__BRIEF__
Extract, from the listing that follows, each line containing the word "left".
>> begin RECORDS FOR THE TASK
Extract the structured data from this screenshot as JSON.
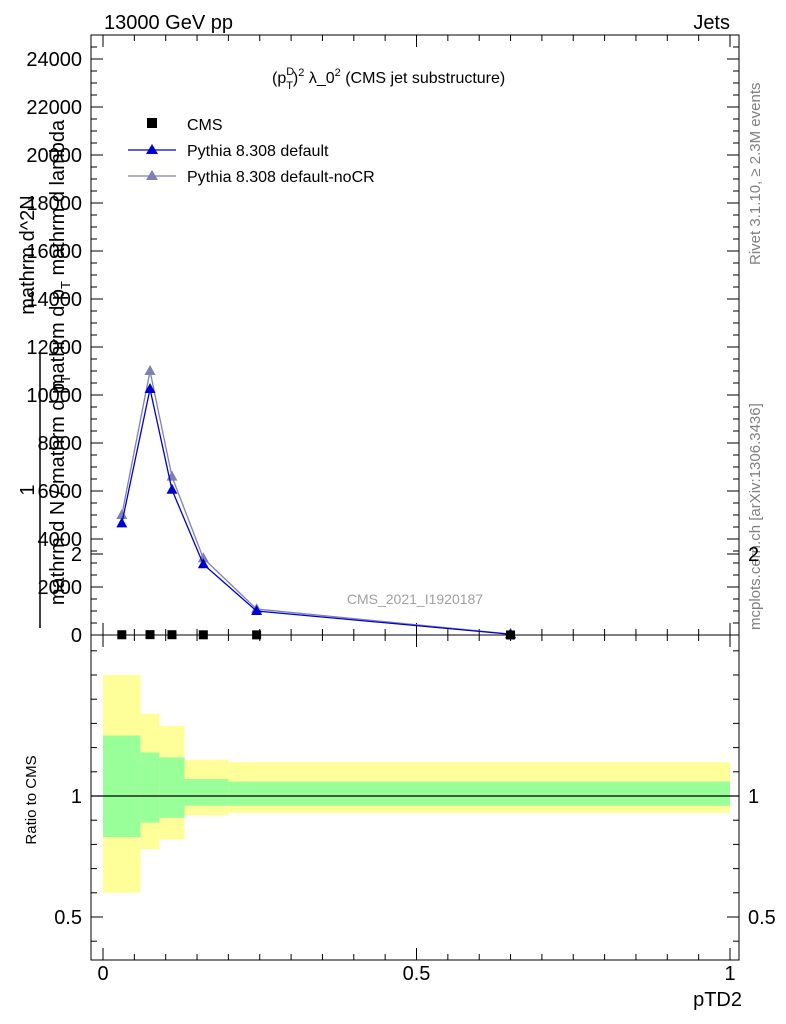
{
  "header": {
    "left": "13000 GeV pp",
    "right": "Jets"
  },
  "side_labels": {
    "rivet": "Rivet 3.1.10, ≥ 2.3M events",
    "mcplots": "mcplots.cern.ch [arXiv:1306.3436]"
  },
  "watermark": "CMS_2021_I1920187",
  "colors": {
    "cms": "#000000",
    "pythia_default": "#0000cc",
    "pythia_nocr": "#8080b3",
    "band_inner": "#99ff99",
    "band_outer": "#ffff99"
  },
  "chart_data": [
    {
      "type": "line",
      "title_main": "(p",
      "title_sup1": "D",
      "title_sub1": "T",
      "title_paren": ")",
      "title_sup2": "2",
      "title_rest": " λ_0",
      "title_sup3": "2",
      "title_tail": " (CMS jet substructure)",
      "ylabel_top": "mathrm d^2N",
      "ylabel_mid1": "mathrm d p",
      "ylabel_mid1_sub": "T",
      "ylabel_mid2": " mathrm d lambda",
      "ylabel_one": "1",
      "ylabel_bottom": "mathrm d N / mathrm d p",
      "ylabel_bottom_sub": "T",
      "xlim": [
        0,
        1
      ],
      "ylim": [
        0,
        25000
      ],
      "yticks": [
        0,
        2000,
        4000,
        6000,
        8000,
        10000,
        12000,
        14000,
        16000,
        18000,
        20000,
        22000,
        24000
      ],
      "ytick_labels": [
        "0",
        "2000",
        "4000",
        "6000",
        "8000",
        "10000",
        "12000",
        "14000",
        "16000",
        "18000",
        "20000",
        "22000",
        "24000"
      ],
      "legend_position": "top-left",
      "series": [
        {
          "name": "CMS",
          "marker": "square",
          "x": [
            0.03,
            0.075,
            0.11,
            0.16,
            0.245,
            0.65
          ],
          "y": [
            10,
            15,
            12,
            8,
            5,
            1
          ]
        },
        {
          "name": "Pythia 8.308 default",
          "marker": "triangle",
          "x": [
            0.03,
            0.075,
            0.11,
            0.16,
            0.245,
            0.65
          ],
          "y": [
            4650,
            10250,
            6050,
            2950,
            1000,
            30
          ]
        },
        {
          "name": "Pythia 8.308 default-noCR",
          "marker": "triangle",
          "x": [
            0.03,
            0.075,
            0.11,
            0.16,
            0.245,
            0.65
          ],
          "y": [
            5000,
            11000,
            6600,
            3200,
            1080,
            40
          ]
        }
      ]
    },
    {
      "type": "area",
      "ylabel": "Ratio to CMS",
      "xlabel": "pTD2",
      "xlim": [
        0,
        1
      ],
      "ylim": [
        0.3,
        2.25
      ],
      "xticks": [
        0,
        0.5,
        1
      ],
      "xtick_labels": [
        "0",
        "0.5",
        "1"
      ],
      "yticks": [
        0.5,
        1,
        2
      ],
      "ytick_labels": [
        "0.5",
        "1",
        "2"
      ],
      "reference_line": 1,
      "bins": [
        {
          "x0": 0.0,
          "x1": 0.06,
          "inner": [
            0.83,
            1.25
          ],
          "outer": [
            0.6,
            1.5
          ]
        },
        {
          "x0": 0.06,
          "x1": 0.09,
          "inner": [
            0.89,
            1.18
          ],
          "outer": [
            0.78,
            1.34
          ]
        },
        {
          "x0": 0.09,
          "x1": 0.13,
          "inner": [
            0.91,
            1.16
          ],
          "outer": [
            0.82,
            1.29
          ]
        },
        {
          "x0": 0.13,
          "x1": 0.2,
          "inner": [
            0.96,
            1.07
          ],
          "outer": [
            0.92,
            1.15
          ]
        },
        {
          "x0": 0.2,
          "x1": 1.0,
          "inner": [
            0.96,
            1.06
          ],
          "outer": [
            0.93,
            1.14
          ]
        }
      ]
    }
  ]
}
>> end RECORDS FOR THE TASK
__FULL OUTPUT__
    "left": "13000 GeV pp",
      "legend_position": "top-left",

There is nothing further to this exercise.